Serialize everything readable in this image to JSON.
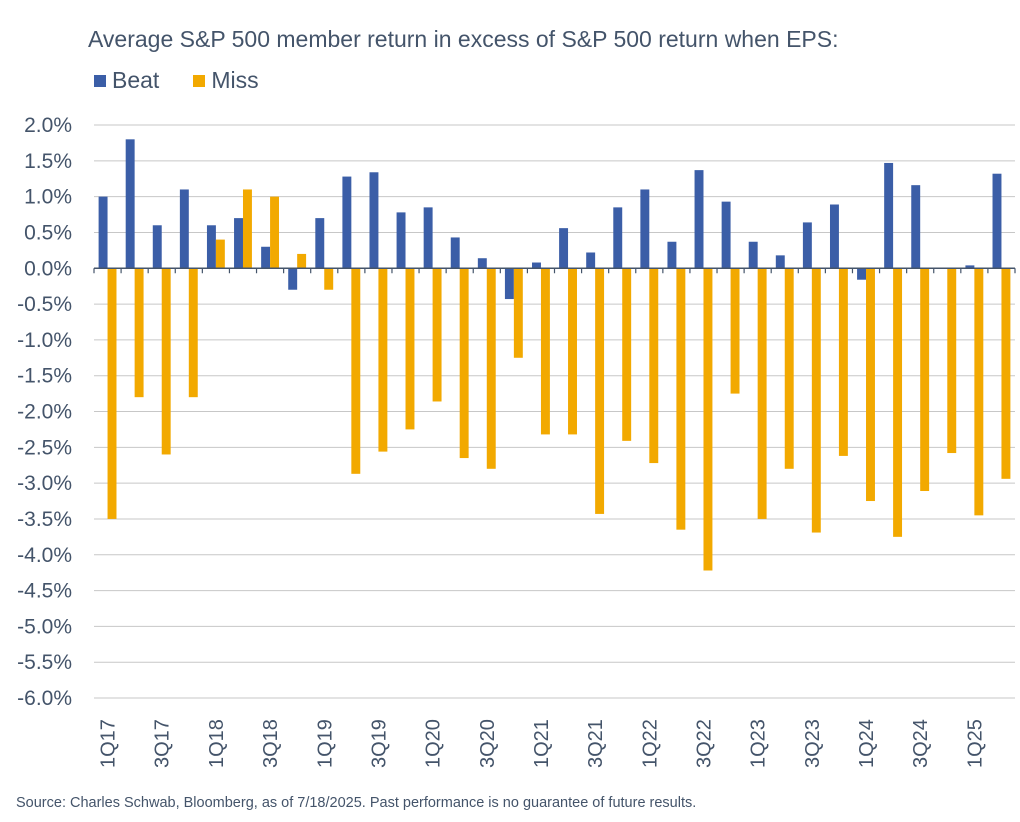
{
  "title": "Average S&P 500 member return in excess of S&P 500 return when EPS:",
  "source": "Source: Charles Schwab, Bloomberg, as of 7/18/2025. Past performance is no guarantee of future results.",
  "colors": {
    "beat": "#3b5ea7",
    "miss": "#f2a900",
    "grid": "#c7c7c7",
    "axis": "#44546a"
  },
  "chart_data": {
    "type": "bar",
    "title": "Average S&P 500 member return in excess of S&P 500 return when EPS:",
    "xlabel": "",
    "ylabel": "",
    "ylim": [
      -6.0,
      2.0
    ],
    "y_unit": "%",
    "grid": true,
    "legend_position": "top-left",
    "y_ticks": [
      "2.0%",
      "1.5%",
      "1.0%",
      "0.5%",
      "0.0%",
      "-0.5%",
      "-1.0%",
      "-1.5%",
      "-2.0%",
      "-2.5%",
      "-3.0%",
      "-3.5%",
      "-4.0%",
      "-4.5%",
      "-5.0%",
      "-5.5%",
      "-6.0%"
    ],
    "y_tick_values": [
      2.0,
      1.5,
      1.0,
      0.5,
      0.0,
      -0.5,
      -1.0,
      -1.5,
      -2.0,
      -2.5,
      -3.0,
      -3.5,
      -4.0,
      -4.5,
      -5.0,
      -5.5,
      -6.0
    ],
    "categories": [
      "1Q17",
      "2Q17",
      "3Q17",
      "4Q17",
      "1Q18",
      "2Q18",
      "3Q18",
      "4Q18",
      "1Q19",
      "2Q19",
      "3Q19",
      "4Q19",
      "1Q20",
      "2Q20",
      "3Q20",
      "4Q20",
      "1Q21",
      "2Q21",
      "3Q21",
      "4Q21",
      "1Q22",
      "2Q22",
      "3Q22",
      "4Q22",
      "1Q23",
      "2Q23",
      "3Q23",
      "4Q23",
      "1Q24",
      "2Q24",
      "3Q24",
      "4Q24",
      "1Q25",
      "2Q25"
    ],
    "x_tick_labels": [
      "1Q17",
      "3Q17",
      "1Q18",
      "3Q18",
      "1Q19",
      "3Q19",
      "1Q20",
      "3Q20",
      "1Q21",
      "3Q21",
      "1Q22",
      "3Q22",
      "1Q23",
      "3Q23",
      "1Q24",
      "3Q24",
      "1Q25"
    ],
    "series": [
      {
        "name": "Beat",
        "color": "#3b5ea7",
        "values": [
          1.0,
          1.8,
          0.6,
          1.1,
          0.6,
          0.7,
          0.3,
          -0.3,
          0.7,
          1.28,
          1.34,
          0.78,
          0.85,
          0.43,
          0.14,
          -0.43,
          0.08,
          0.56,
          0.22,
          0.85,
          1.1,
          0.37,
          1.37,
          0.93,
          0.37,
          0.18,
          0.64,
          0.89,
          -0.16,
          1.47,
          1.16,
          0.0,
          0.04,
          1.32
        ]
      },
      {
        "name": "Miss",
        "color": "#f2a900",
        "values": [
          -3.5,
          -1.8,
          -2.6,
          -1.8,
          0.4,
          1.1,
          1.0,
          0.2,
          -0.3,
          -2.87,
          -2.56,
          -2.25,
          -1.86,
          -2.65,
          -2.8,
          -1.25,
          -2.32,
          -2.32,
          -3.43,
          -2.41,
          -2.72,
          -3.65,
          -4.22,
          -1.75,
          -3.5,
          -2.8,
          -3.69,
          -2.62,
          -3.25,
          -3.75,
          -3.11,
          -2.58,
          -3.45,
          -2.94
        ]
      }
    ]
  }
}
-----
INSTRUCTION – Images in the records should not be copied. Repeat all the rest exactly.

RESPONSE TO THIS EXERCISE –
Serialize everything readable in this image to JSON.
{
  "title": "Average S&P 500 member return in excess of S&P 500 return when EPS:",
  "source": "Source: Charles Schwab, Bloomberg, as of 7/18/2025. Past performance is no guarantee of future results.",
  "colors": {
    "beat": "#3b5ea7",
    "miss": "#f2a900",
    "grid": "#c7c7c7",
    "axis": "#44546a"
  },
  "chart_data": {
    "type": "bar",
    "title": "Average S&P 500 member return in excess of S&P 500 return when EPS:",
    "xlabel": "",
    "ylabel": "",
    "ylim": [
      -6.0,
      2.0
    ],
    "y_unit": "%",
    "grid": true,
    "legend_position": "top-left",
    "y_ticks": [
      "2.0%",
      "1.5%",
      "1.0%",
      "0.5%",
      "0.0%",
      "-0.5%",
      "-1.0%",
      "-1.5%",
      "-2.0%",
      "-2.5%",
      "-3.0%",
      "-3.5%",
      "-4.0%",
      "-4.5%",
      "-5.0%",
      "-5.5%",
      "-6.0%"
    ],
    "y_tick_values": [
      2.0,
      1.5,
      1.0,
      0.5,
      0.0,
      -0.5,
      -1.0,
      -1.5,
      -2.0,
      -2.5,
      -3.0,
      -3.5,
      -4.0,
      -4.5,
      -5.0,
      -5.5,
      -6.0
    ],
    "categories": [
      "1Q17",
      "2Q17",
      "3Q17",
      "4Q17",
      "1Q18",
      "2Q18",
      "3Q18",
      "4Q18",
      "1Q19",
      "2Q19",
      "3Q19",
      "4Q19",
      "1Q20",
      "2Q20",
      "3Q20",
      "4Q20",
      "1Q21",
      "2Q21",
      "3Q21",
      "4Q21",
      "1Q22",
      "2Q22",
      "3Q22",
      "4Q22",
      "1Q23",
      "2Q23",
      "3Q23",
      "4Q23",
      "1Q24",
      "2Q24",
      "3Q24",
      "4Q24",
      "1Q25",
      "2Q25"
    ],
    "x_tick_labels": [
      "1Q17",
      "3Q17",
      "1Q18",
      "3Q18",
      "1Q19",
      "3Q19",
      "1Q20",
      "3Q20",
      "1Q21",
      "3Q21",
      "1Q22",
      "3Q22",
      "1Q23",
      "3Q23",
      "1Q24",
      "3Q24",
      "1Q25"
    ],
    "series": [
      {
        "name": "Beat",
        "color": "#3b5ea7",
        "values": [
          1.0,
          1.8,
          0.6,
          1.1,
          0.6,
          0.7,
          0.3,
          -0.3,
          0.7,
          1.28,
          1.34,
          0.78,
          0.85,
          0.43,
          0.14,
          -0.43,
          0.08,
          0.56,
          0.22,
          0.85,
          1.1,
          0.37,
          1.37,
          0.93,
          0.37,
          0.18,
          0.64,
          0.89,
          -0.16,
          1.47,
          1.16,
          0.0,
          0.04,
          1.32
        ]
      },
      {
        "name": "Miss",
        "color": "#f2a900",
        "values": [
          -3.5,
          -1.8,
          -2.6,
          -1.8,
          0.4,
          1.1,
          1.0,
          0.2,
          -0.3,
          -2.87,
          -2.56,
          -2.25,
          -1.86,
          -2.65,
          -2.8,
          -1.25,
          -2.32,
          -2.32,
          -3.43,
          -2.41,
          -2.72,
          -3.65,
          -4.22,
          -1.75,
          -3.5,
          -2.8,
          -3.69,
          -2.62,
          -3.25,
          -3.75,
          -3.11,
          -2.58,
          -3.45,
          -2.94
        ]
      }
    ]
  }
}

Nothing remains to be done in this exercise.